=== GOAL ===
Make an exact copy of the records, dropping all pictures.

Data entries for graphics
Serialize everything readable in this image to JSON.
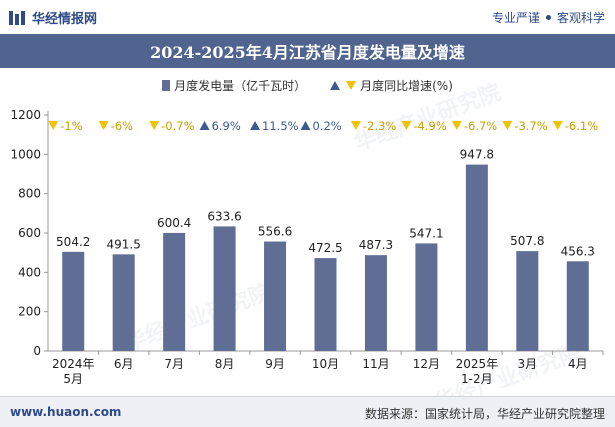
{
  "header": {
    "brand_name": "华经情报网",
    "tagline_left": "专业严谨",
    "tagline_right": "客观科学"
  },
  "watermark_text": "华经产业研究院",
  "footer": {
    "url": "www.huaon.com",
    "source": "数据来源：国家统计局，华经产业研究院整理"
  },
  "colors": {
    "bar": "#606e96",
    "up": "#3b5a8f",
    "down": "#f2c200",
    "title_bg": "#51648f"
  },
  "chart_data": {
    "type": "bar",
    "title": "2024-2025年4月江苏省月度发电量及增速",
    "legend": {
      "bar_label": "月度发电量（亿千瓦时）",
      "growth_label": "月度同比增速(%)",
      "position": "top-center"
    },
    "categories": [
      "2024年\n5月",
      "6月",
      "7月",
      "8月",
      "9月",
      "10月",
      "11月",
      "12月",
      "2025年\n1-2月",
      "3月",
      "4月"
    ],
    "series": [
      {
        "name": "月度发电量（亿千瓦时）",
        "values": [
          504.2,
          491.5,
          600.4,
          633.6,
          556.6,
          472.5,
          487.3,
          547.1,
          947.8,
          507.8,
          456.3
        ]
      },
      {
        "name": "月度同比增速(%)",
        "values": [
          -1,
          -6,
          -0.7,
          6.9,
          11.5,
          0.2,
          -2.3,
          -4.9,
          -6.7,
          -3.7,
          -6.1
        ],
        "labels": [
          "-1%",
          "-6%",
          "-0.7%",
          "6.9%",
          "11.5%",
          "0.2%",
          "-2.3%",
          "-4.9%",
          "-6.7%",
          "-3.7%",
          "-6.1%"
        ]
      }
    ],
    "ylim": [
      0,
      1200
    ],
    "yticks": [
      0,
      200,
      400,
      600,
      800,
      1000,
      1200
    ],
    "grid": false
  }
}
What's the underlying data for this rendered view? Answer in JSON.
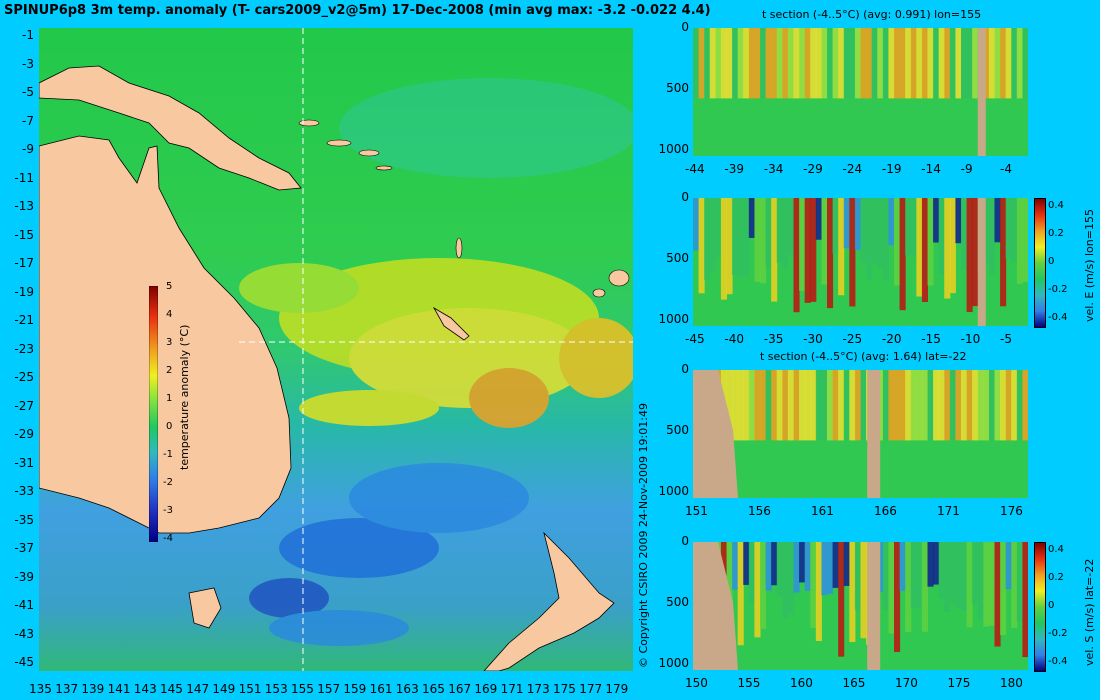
{
  "title": "SPINUP6p8 3m temp. anomaly (T- cars2009_v2@5m) 17-Dec-2008 (min avg max: -3.2 -0.022 4.4)",
  "copyright": "© Copyright CSIRO 2009  24-Nov-2009 19:01:49",
  "colors": {
    "background": "#00ccff",
    "land": "#f8c8a0",
    "section_land": "#c8a888"
  },
  "map": {
    "lon_ticks": [
      "135",
      "137",
      "139",
      "141",
      "143",
      "145",
      "147",
      "149",
      "151",
      "153",
      "155",
      "157",
      "159",
      "161",
      "163",
      "165",
      "167",
      "169",
      "171",
      "173",
      "175",
      "177",
      "179"
    ],
    "lat_ticks": [
      "-1",
      "-3",
      "-5",
      "-7",
      "-9",
      "-11",
      "-13",
      "-15",
      "-17",
      "-19",
      "-21",
      "-23",
      "-25",
      "-27",
      "-29",
      "-31",
      "-33",
      "-35",
      "-37",
      "-39",
      "-41",
      "-43",
      "-45"
    ],
    "colorbar": {
      "label": "temperature anomaly (°C)",
      "ticks": [
        "5",
        "4",
        "3",
        "2",
        "1",
        "0",
        "-1",
        "-2",
        "-3",
        "-4"
      ]
    }
  },
  "panels": [
    {
      "title": "t section (-4..5°C) (avg: 0.991) lon=155",
      "x_ticks": [
        "-44",
        "-39",
        "-34",
        "-29",
        "-24",
        "-19",
        "-14",
        "-9",
        "-4"
      ],
      "y_ticks": [
        "0",
        "500",
        "1000"
      ]
    },
    {
      "title": "",
      "x_ticks": [
        "-45",
        "-40",
        "-35",
        "-30",
        "-25",
        "-20",
        "-15",
        "-10",
        "-5"
      ],
      "y_ticks": [
        "0",
        "500",
        "1000"
      ],
      "colorbar": {
        "label": "vel. E (m/s) lon=155",
        "ticks": [
          "0.4",
          "0.2",
          "0",
          "-0.2",
          "-0.4"
        ]
      }
    },
    {
      "title": "t section (-4..5°C) (avg: 1.64) lat=-22",
      "x_ticks": [
        "151",
        "156",
        "161",
        "166",
        "171",
        "176"
      ],
      "y_ticks": [
        "0",
        "500",
        "1000"
      ]
    },
    {
      "title": "",
      "x_ticks": [
        "150",
        "155",
        "160",
        "165",
        "170",
        "175",
        "180"
      ],
      "y_ticks": [
        "0",
        "500",
        "1000"
      ],
      "colorbar": {
        "label": "vel. S (m/s) lat=-22",
        "ticks": [
          "0.4",
          "0.2",
          "0",
          "-0.2",
          "-0.4"
        ]
      }
    }
  ]
}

=== EXERCISE SOLUTION ===
Serialize everything readable in this image to JSON.
{
  "header": {
    "brand_name": "华经情报网",
    "tagline_left": "专业严谨",
    "tagline_right": "客观科学"
  },
  "watermark_text": "华经产业研究院",
  "footer": {
    "url": "www.huaon.com",
    "source": "数据来源：国家统计局，华经产业研究院整理"
  },
  "colors": {
    "bar": "#606e96",
    "up": "#3b5a8f",
    "down": "#f2c200",
    "title_bg": "#51648f"
  },
  "chart_data": {
    "type": "bar",
    "title": "2024-2025年4月江苏省月度发电量及增速",
    "legend": {
      "bar_label": "月度发电量（亿千瓦时）",
      "growth_label": "月度同比增速(%)",
      "position": "top-center"
    },
    "categories": [
      "2024年\n5月",
      "6月",
      "7月",
      "8月",
      "9月",
      "10月",
      "11月",
      "12月",
      "2025年\n1-2月",
      "3月",
      "4月"
    ],
    "series": [
      {
        "name": "月度发电量（亿千瓦时）",
        "values": [
          504.2,
          491.5,
          600.4,
          633.6,
          556.6,
          472.5,
          487.3,
          547.1,
          947.8,
          507.8,
          456.3
        ]
      },
      {
        "name": "月度同比增速(%)",
        "values": [
          -1,
          -6,
          -0.7,
          6.9,
          11.5,
          0.2,
          -2.3,
          -4.9,
          -6.7,
          -3.7,
          -6.1
        ],
        "labels": [
          "-1%",
          "-6%",
          "-0.7%",
          "6.9%",
          "11.5%",
          "0.2%",
          "-2.3%",
          "-4.9%",
          "-6.7%",
          "-3.7%",
          "-6.1%"
        ]
      }
    ],
    "ylim": [
      0,
      1200
    ],
    "yticks": [
      0,
      200,
      400,
      600,
      800,
      1000,
      1200
    ],
    "grid": false
  }
}
What's the underlying data for this rendered view? Answer in JSON.
{
  "title": "SPINUP6p8 3m temp. anomaly (T- cars2009_v2@5m) 17-Dec-2008 (min avg max: -3.2 -0.022 4.4)",
  "copyright": "© Copyright CSIRO 2009  24-Nov-2009 19:01:49",
  "colors": {
    "background": "#00ccff",
    "land": "#f8c8a0",
    "section_land": "#c8a888"
  },
  "map": {
    "lon_ticks": [
      "135",
      "137",
      "139",
      "141",
      "143",
      "145",
      "147",
      "149",
      "151",
      "153",
      "155",
      "157",
      "159",
      "161",
      "163",
      "165",
      "167",
      "169",
      "171",
      "173",
      "175",
      "177",
      "179"
    ],
    "lat_ticks": [
      "-1",
      "-3",
      "-5",
      "-7",
      "-9",
      "-11",
      "-13",
      "-15",
      "-17",
      "-19",
      "-21",
      "-23",
      "-25",
      "-27",
      "-29",
      "-31",
      "-33",
      "-35",
      "-37",
      "-39",
      "-41",
      "-43",
      "-45"
    ],
    "colorbar": {
      "label": "temperature anomaly (°C)",
      "ticks": [
        "5",
        "4",
        "3",
        "2",
        "1",
        "0",
        "-1",
        "-2",
        "-3",
        "-4"
      ]
    }
  },
  "panels": [
    {
      "title": "t section (-4..5°C) (avg: 0.991) lon=155",
      "x_ticks": [
        "-44",
        "-39",
        "-34",
        "-29",
        "-24",
        "-19",
        "-14",
        "-9",
        "-4"
      ],
      "y_ticks": [
        "0",
        "500",
        "1000"
      ]
    },
    {
      "title": "",
      "x_ticks": [
        "-45",
        "-40",
        "-35",
        "-30",
        "-25",
        "-20",
        "-15",
        "-10",
        "-5"
      ],
      "y_ticks": [
        "0",
        "500",
        "1000"
      ],
      "colorbar": {
        "label": "vel. E (m/s) lon=155",
        "ticks": [
          "0.4",
          "0.2",
          "0",
          "-0.2",
          "-0.4"
        ]
      }
    },
    {
      "title": "t section (-4..5°C) (avg: 1.64) lat=-22",
      "x_ticks": [
        "151",
        "156",
        "161",
        "166",
        "171",
        "176"
      ],
      "y_ticks": [
        "0",
        "500",
        "1000"
      ]
    },
    {
      "title": "",
      "x_ticks": [
        "150",
        "155",
        "160",
        "165",
        "170",
        "175",
        "180"
      ],
      "y_ticks": [
        "0",
        "500",
        "1000"
      ],
      "colorbar": {
        "label": "vel. S (m/s) lat=-22",
        "ticks": [
          "0.4",
          "0.2",
          "0",
          "-0.2",
          "-0.4"
        ]
      }
    }
  ]
}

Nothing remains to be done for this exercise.